_Goal_:
Copy each line below that contains "values".

[Chart and figure data]
++++++++++

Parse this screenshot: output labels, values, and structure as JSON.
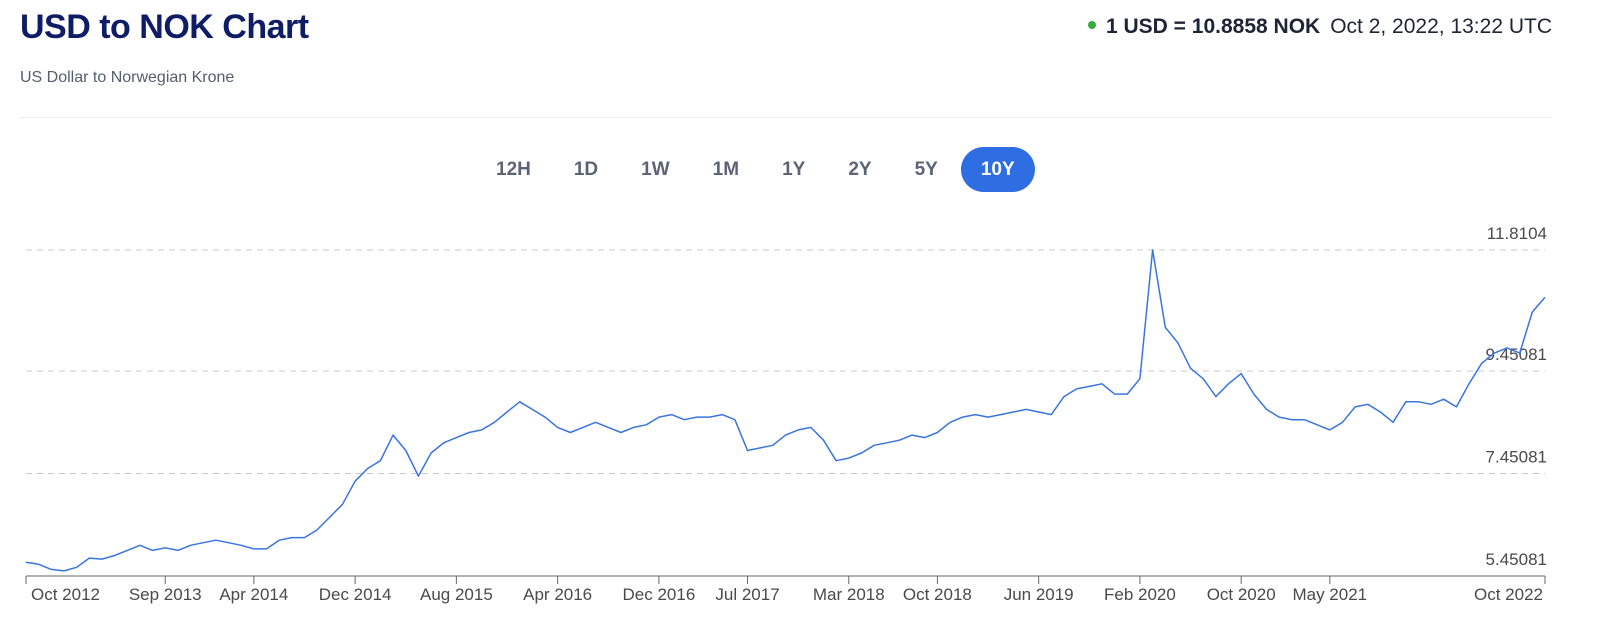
{
  "header": {
    "title": "USD to NOK Chart",
    "subtitle": "US Dollar to Norwegian Krone",
    "rate": "1 USD = 10.8858 NOK",
    "time": "Oct 2, 2022, 13:22 UTC"
  },
  "tabs": [
    "12H",
    "1D",
    "1W",
    "1M",
    "1Y",
    "2Y",
    "5Y",
    "10Y"
  ],
  "chart_data": {
    "type": "line",
    "color": "#3a74e0",
    "grid": true,
    "ylim": [
      5.45081,
      11.8104
    ],
    "yticks": [
      5.45081,
      7.45081,
      9.45081,
      11.8104
    ],
    "categories": [
      "Oct 2012",
      null,
      null,
      null,
      null,
      null,
      null,
      null,
      null,
      null,
      null,
      "Sep 2013",
      null,
      null,
      null,
      null,
      null,
      null,
      "Apr 2014",
      null,
      null,
      null,
      null,
      null,
      null,
      null,
      "Dec 2014",
      null,
      null,
      null,
      null,
      null,
      null,
      null,
      "Aug 2015",
      null,
      null,
      null,
      null,
      null,
      null,
      null,
      "Apr 2016",
      null,
      null,
      null,
      null,
      null,
      null,
      null,
      "Dec 2016",
      null,
      null,
      null,
      null,
      null,
      null,
      "Jul 2017",
      null,
      null,
      null,
      null,
      null,
      null,
      null,
      "Mar 2018",
      null,
      null,
      null,
      null,
      null,
      null,
      "Oct 2018",
      null,
      null,
      null,
      null,
      null,
      null,
      null,
      "Jun 2019",
      null,
      null,
      null,
      null,
      null,
      null,
      null,
      "Feb 2020",
      null,
      null,
      null,
      null,
      null,
      null,
      null,
      "Oct 2020",
      null,
      null,
      null,
      null,
      null,
      null,
      "May 2021",
      null,
      null,
      null,
      null,
      null,
      null,
      null,
      null,
      null,
      null,
      null,
      null,
      null,
      null,
      null,
      null,
      "Oct 2022"
    ],
    "values": [
      5.72,
      5.68,
      5.58,
      5.55,
      5.62,
      5.8,
      5.78,
      5.85,
      5.95,
      6.05,
      5.95,
      6.0,
      5.95,
      6.05,
      6.1,
      6.15,
      6.1,
      6.05,
      5.98,
      5.98,
      6.15,
      6.2,
      6.2,
      6.35,
      6.6,
      6.85,
      7.3,
      7.55,
      7.7,
      8.2,
      7.9,
      7.4,
      7.85,
      8.05,
      8.15,
      8.25,
      8.3,
      8.45,
      8.65,
      8.85,
      8.7,
      8.55,
      8.35,
      8.25,
      8.35,
      8.45,
      8.35,
      8.25,
      8.35,
      8.4,
      8.55,
      8.6,
      8.5,
      8.55,
      8.55,
      8.6,
      8.5,
      7.9,
      7.95,
      8.0,
      8.2,
      8.3,
      8.35,
      8.1,
      7.7,
      7.75,
      7.85,
      8.0,
      8.05,
      8.1,
      8.2,
      8.15,
      8.25,
      8.45,
      8.55,
      8.6,
      8.55,
      8.6,
      8.65,
      8.7,
      8.65,
      8.6,
      8.95,
      9.1,
      9.15,
      9.2,
      9.0,
      9.0,
      9.3,
      11.81,
      10.3,
      10.0,
      9.5,
      9.3,
      8.95,
      9.2,
      9.4,
      9.0,
      8.7,
      8.55,
      8.5,
      8.5,
      8.4,
      8.3,
      8.45,
      8.75,
      8.8,
      8.65,
      8.45,
      8.85,
      8.85,
      8.8,
      8.9,
      8.75,
      9.2,
      9.6,
      9.8,
      9.9,
      9.8,
      10.6,
      10.89
    ]
  }
}
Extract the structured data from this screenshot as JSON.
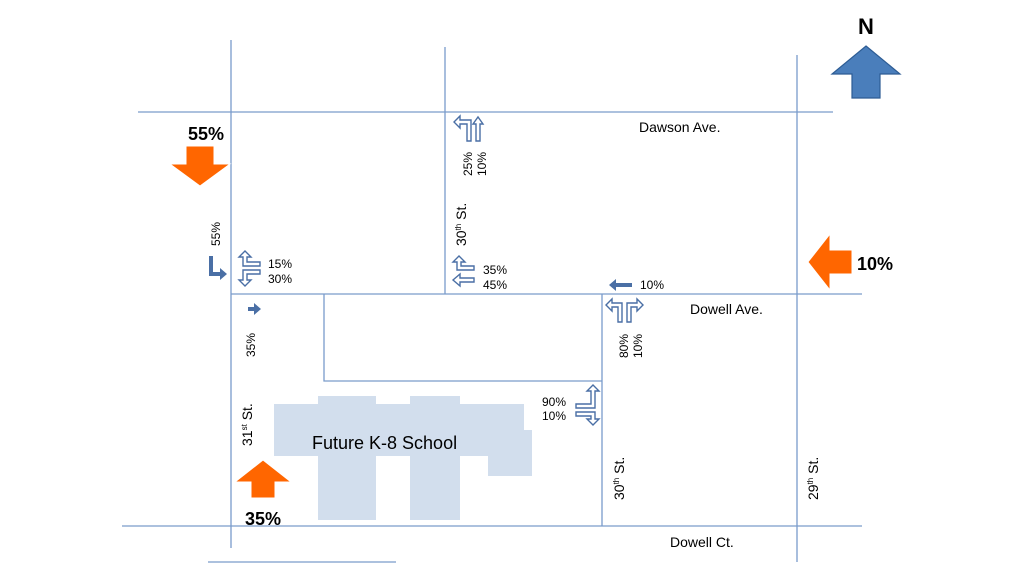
{
  "north": {
    "label": "N"
  },
  "streets": {
    "dawson": "Dawson Ave.",
    "dowell_ave": "Dowell Ave.",
    "dowell_ct": "Dowell Ct.",
    "st30_top": {
      "num": "30",
      "sup": "th",
      "suffix": " St."
    },
    "st30_bottom": {
      "num": "30",
      "sup": "th",
      "suffix": " St."
    },
    "st31": {
      "num": "31",
      "sup": "st",
      "suffix": " St."
    },
    "st29": {
      "num": "29",
      "sup": "th",
      "suffix": " St."
    }
  },
  "school": {
    "label": "Future K-8 School"
  },
  "distribution": {
    "north": "55%",
    "east": "10%",
    "south": "35%"
  },
  "movements": {
    "st31_sb_right": "55%",
    "st31_dawsonwb_left": "15%",
    "st31_dawsonwb_right": "30%",
    "st31_nb_right": "35%",
    "st30_dawson_left": "25%",
    "st30_dawson_thru": "10%",
    "st30_dowell_left": "35%",
    "st30_dowell_thru": "45%",
    "dowell_wb_thru": "10%",
    "st30_south_left": "80%",
    "st30_south_right": "10%",
    "school_exit_left": "90%",
    "school_exit_right": "10%"
  },
  "colors": {
    "road": "#7a9ccb",
    "school": "#d2deed",
    "orange_arrow": "#ff6600",
    "blue_arrow": "#4a7ebb"
  }
}
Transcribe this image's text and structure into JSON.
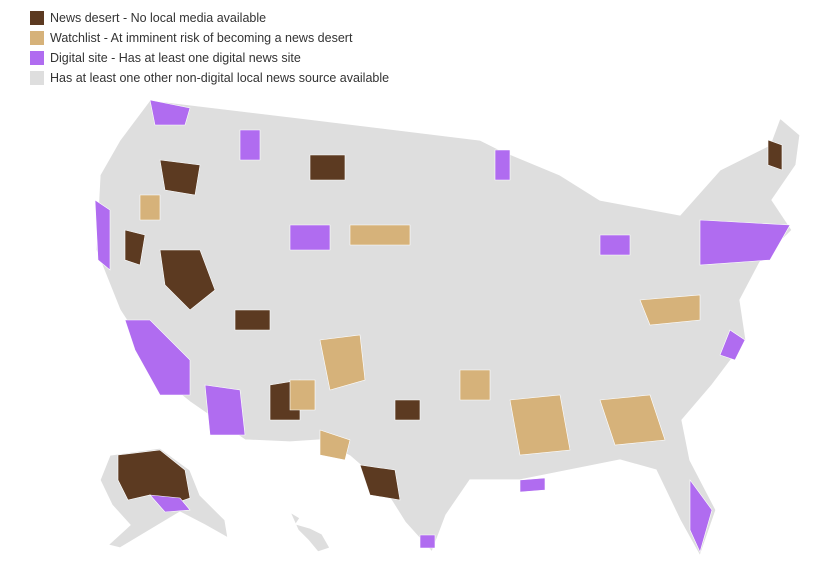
{
  "legend": [
    {
      "label": "News desert - No local media available",
      "color": "#5c3a21"
    },
    {
      "label": "Watchlist - At imminent risk of becoming a news desert",
      "color": "#d6b27a"
    },
    {
      "label": "Digital site - Has at least one digital news site",
      "color": "#b06cf0"
    },
    {
      "label": "Has at least one other non-digital local news source available",
      "color": "#dedede"
    }
  ]
}
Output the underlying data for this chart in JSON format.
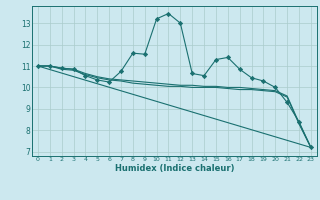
{
  "xlabel": "Humidex (Indice chaleur)",
  "bg_color": "#cce8ef",
  "grid_color": "#aacccc",
  "line_color": "#1a7070",
  "xlim": [
    -0.5,
    23.5
  ],
  "ylim": [
    6.8,
    13.8
  ],
  "xticks": [
    0,
    1,
    2,
    3,
    4,
    5,
    6,
    7,
    8,
    9,
    10,
    11,
    12,
    13,
    14,
    15,
    16,
    17,
    18,
    19,
    20,
    21,
    22,
    23
  ],
  "yticks": [
    7,
    8,
    9,
    10,
    11,
    12,
    13
  ],
  "series": [
    {
      "x": [
        0,
        23
      ],
      "y": [
        11.0,
        7.2
      ],
      "marker": false
    },
    {
      "x": [
        0,
        1,
        2,
        3,
        4,
        5,
        6,
        7,
        8,
        9,
        10,
        11,
        12,
        13,
        14,
        15,
        16,
        17,
        18,
        19,
        20,
        21,
        22,
        23
      ],
      "y": [
        11.0,
        11.0,
        10.9,
        10.85,
        10.55,
        10.35,
        10.25,
        10.75,
        11.6,
        11.55,
        13.2,
        13.45,
        13.0,
        10.65,
        10.55,
        11.3,
        11.4,
        10.85,
        10.45,
        10.3,
        10.0,
        9.3,
        8.4,
        7.2
      ],
      "marker": true
    },
    {
      "x": [
        0,
        1,
        2,
        3,
        4,
        5,
        6,
        7,
        8,
        9,
        10,
        11,
        12,
        13,
        14,
        15,
        16,
        17,
        18,
        19,
        20,
        21,
        22,
        23
      ],
      "y": [
        11.0,
        11.0,
        10.85,
        10.8,
        10.6,
        10.45,
        10.35,
        10.3,
        10.2,
        10.15,
        10.1,
        10.05,
        10.05,
        10.0,
        10.0,
        10.0,
        9.95,
        9.9,
        9.9,
        9.85,
        9.8,
        9.55,
        8.3,
        7.2
      ],
      "marker": false
    },
    {
      "x": [
        0,
        1,
        2,
        3,
        4,
        5,
        6,
        7,
        8,
        9,
        10,
        11,
        12,
        13,
        14,
        15,
        16,
        17,
        18,
        19,
        20,
        21,
        22,
        23
      ],
      "y": [
        11.0,
        11.0,
        10.9,
        10.85,
        10.65,
        10.5,
        10.4,
        10.35,
        10.3,
        10.25,
        10.2,
        10.15,
        10.1,
        10.1,
        10.05,
        10.05,
        10.0,
        10.0,
        9.95,
        9.9,
        9.85,
        9.6,
        8.35,
        7.2
      ],
      "marker": false
    }
  ]
}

++++++++++

_Exercise solution_:
Parse this screenshot: output labels, values, and structure as JSON.
    "values": [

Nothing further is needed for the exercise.